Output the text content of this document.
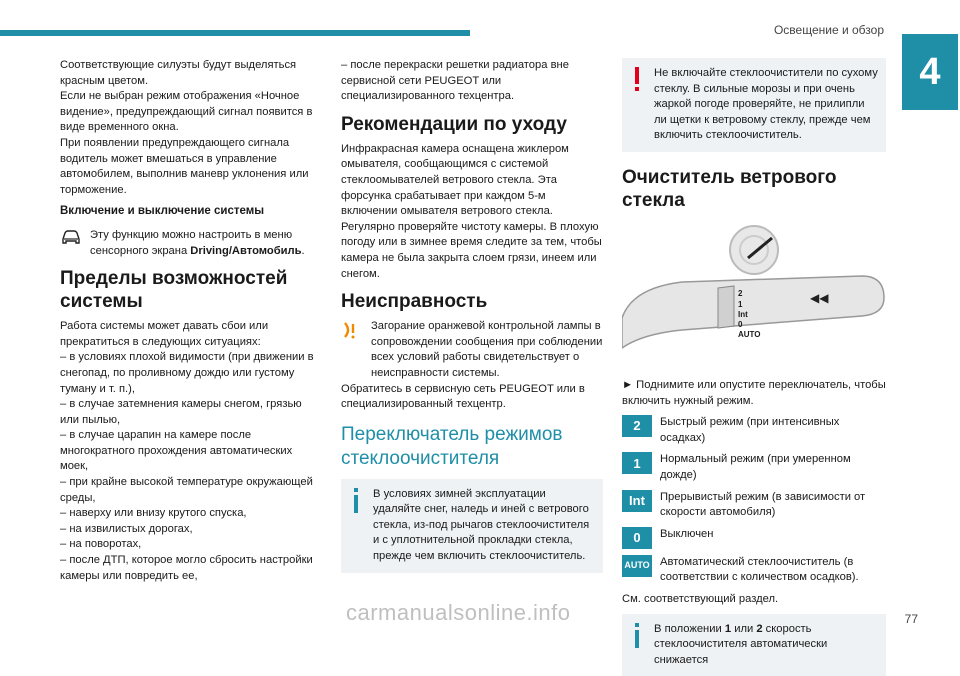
Освещение и обзор
4

Соответствующие силуэты будут выделяться красным цветом.

Если не выбран режим отображения «Ночное видение», предупреждающий сигнал появится в виде временного окна.

При появлении предупреждающего сигнала водитель может вмешаться в управление автомобилем, выполнив маневр уклонения или торможение.

Включение и выключение системы

Эту функцию можно настроить в меню сенсорного экрана Driving/Автомобиль.

Пределы возможностей системы

Работа системы может давать сбои или прекратиться в следующих ситуациях:

– в условиях плохой видимости (при движении в снегопад, по проливному дождю или густому туману и т. п.),

– в случае затемнения камеры снегом, грязью или пылью,

– в случае царапин на камере после многократного прохождения автоматических моек,

– при крайне высокой температуре окружающей среды,

– наверху или внизу крутого спуска,

– на извилистых дорогах,

– на поворотах,

– после ДТП, которое могло сбросить настройки камеры или повредить ее,

– после перекраски решетки радиатора вне сервисной сети PEUGEOT или специализированного техцентра.

Рекомендации по уходу

Инфракрасная камера оснащена жиклером омывателя, сообщающимся с системой стеклоомывателей ветрового стекла. Эта форсунка срабатывает при каждом 5-м включении омывателя ветрового стекла. Регулярно проверяйте чистоту камеры. В плохую погоду или в зимнее время следите за тем, чтобы камера не была закрыта слоем грязи, инеем или снегом.

Неисправность

Загорание оранжевой контрольной лампы в сопровождении сообщения при соблюдении всех условий работы свидетельствует о неисправности системы.

Обратитесь в сервисную сеть PEUGEOT или в специализированный техцентр.

Переключатель режимов стеклоочистителя

В условиях зимней эксплуатации удаляйте снег, наледь и иней с ветрового стекла, из-под рычагов стеклоочистителя и с уплотнительной прокладки стекла, прежде чем включить стеклоочиститель.

Не включайте стеклоочистители по сухому стеклу. В сильные морозы и при очень жаркой погоде проверяйте, не прилипли ли щетки к ветровому стеклу, прежде чем включить стеклоочиститель.

Очиститель ветрового стекла
◀◀
2
1
Int
0
AUTO

► Поднимите или опустите переключатель, чтобы включить нужный режим.

2	Быстрый режим (при интенсивных осадках)

1	Нормальный режим (при умеренном дожде)

Int	Прерывистый режим (в зависимости от скорости автомобиля)

0	Выключен

AUTO Автоматический стеклоочиститель (в соответствии с количеством осадков).

См. соответствующий раздел.

В положении 1 или 2 скорость стеклоочистителя автоматически снижается

carmanualsonline.info	77
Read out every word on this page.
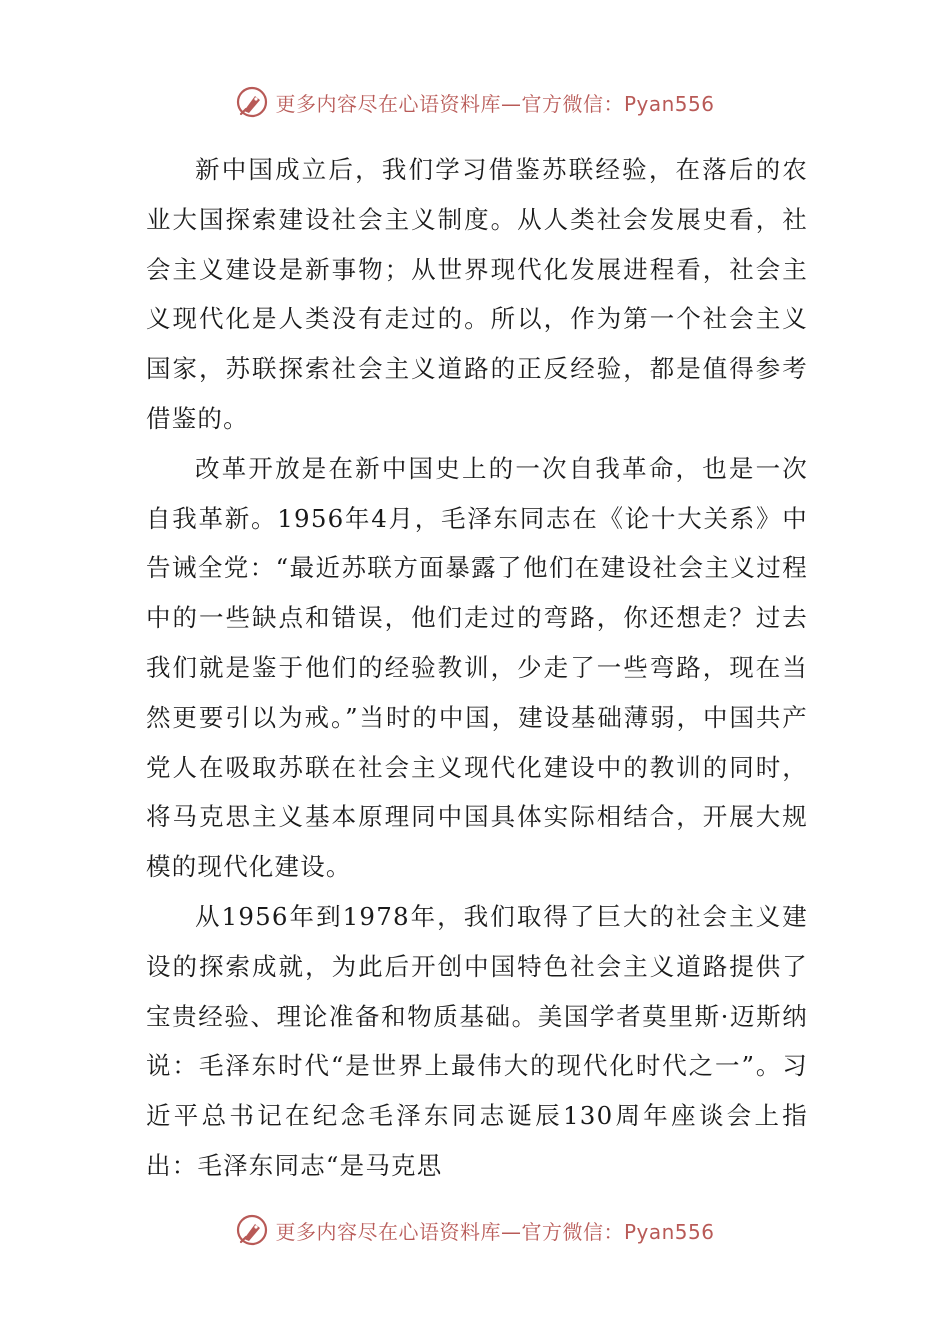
更多内容尽在心语资料库—官方微信：Pyan556

新中国成立后，我们学习借鉴苏联经验，在落后的农业大国探索建设社会主义制度。从人类社会发展史看，社会主义建设是新事物；从世界现代化发展进程看，社会主义现代化是人类没有走过的。所以，作为第一个社会主义国家，苏联探索社会主义道路的正反经验，都是值得参考借鉴的。

改革开放是在新中国史上的一次自我革命，也是一次自我革新。1956年4月，毛泽东同志在《论十大关系》中告诫全党：“最近苏联方面暴露了他们在建设社会主义过程中的一些缺点和错误，他们走过的弯路，你还想走？过去我们就是鉴于他们的经验教训，少走了一些弯路，现在当然更要引以为戒。”当时的中国，建设基础薄弱，中国共产党人在吸取苏联在社会主义现代化建设中的教训的同时，将马克思主义基本原理同中国具体实际相结合，开展大规模的现代化建设。

从1956年到1978年，我们取得了巨大的社会主义建设的探索成就，为此后开创中国特色社会主义道路提供了宝贵经验、理论准备和物质基础。美国学者莫里斯·迈斯纳说：毛泽东时代“是世界上最伟大的现代化时代之一”。习近平总书记在纪念毛泽东同志诞辰130周年座谈会上指出：毛泽东同志“是马克思

更多内容尽在心语资料库—官方微信：Pyan556
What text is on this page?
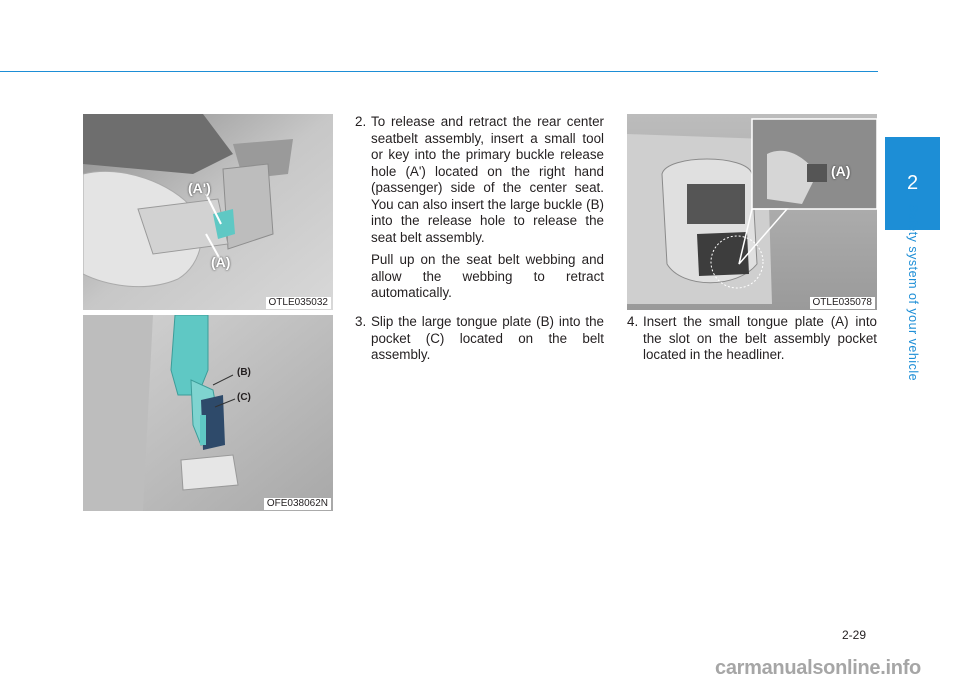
(A')
(A)
OTLE035032
(B)
(C)
OFE038062N
(A)
OTLE035078
2. To release and retract the rear center seatbelt assembly, insert a small tool or key into the primary buckle release hole (A') located on the right hand (passenger) side of the center seat. You can also insert the large buckle (B) into the release hole to release the seat belt assembly.

Pull up on the seat belt webbing and allow the webbing to retract automatically.

3. Slip the large tongue plate (B) into the pocket (C) located on the belt assembly.

4. Insert the small tongue plate (A) into the slot on the belt assembly pocket located in the headliner.

2
Safety system of your vehicle
2-29
carmanualsonline.info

---

- **WHAT THE EXERCISE ASKS**
Go over the records above and tally each line that includes "located". Give the total by itself.

- **RESULT FOR THIS TASK**
3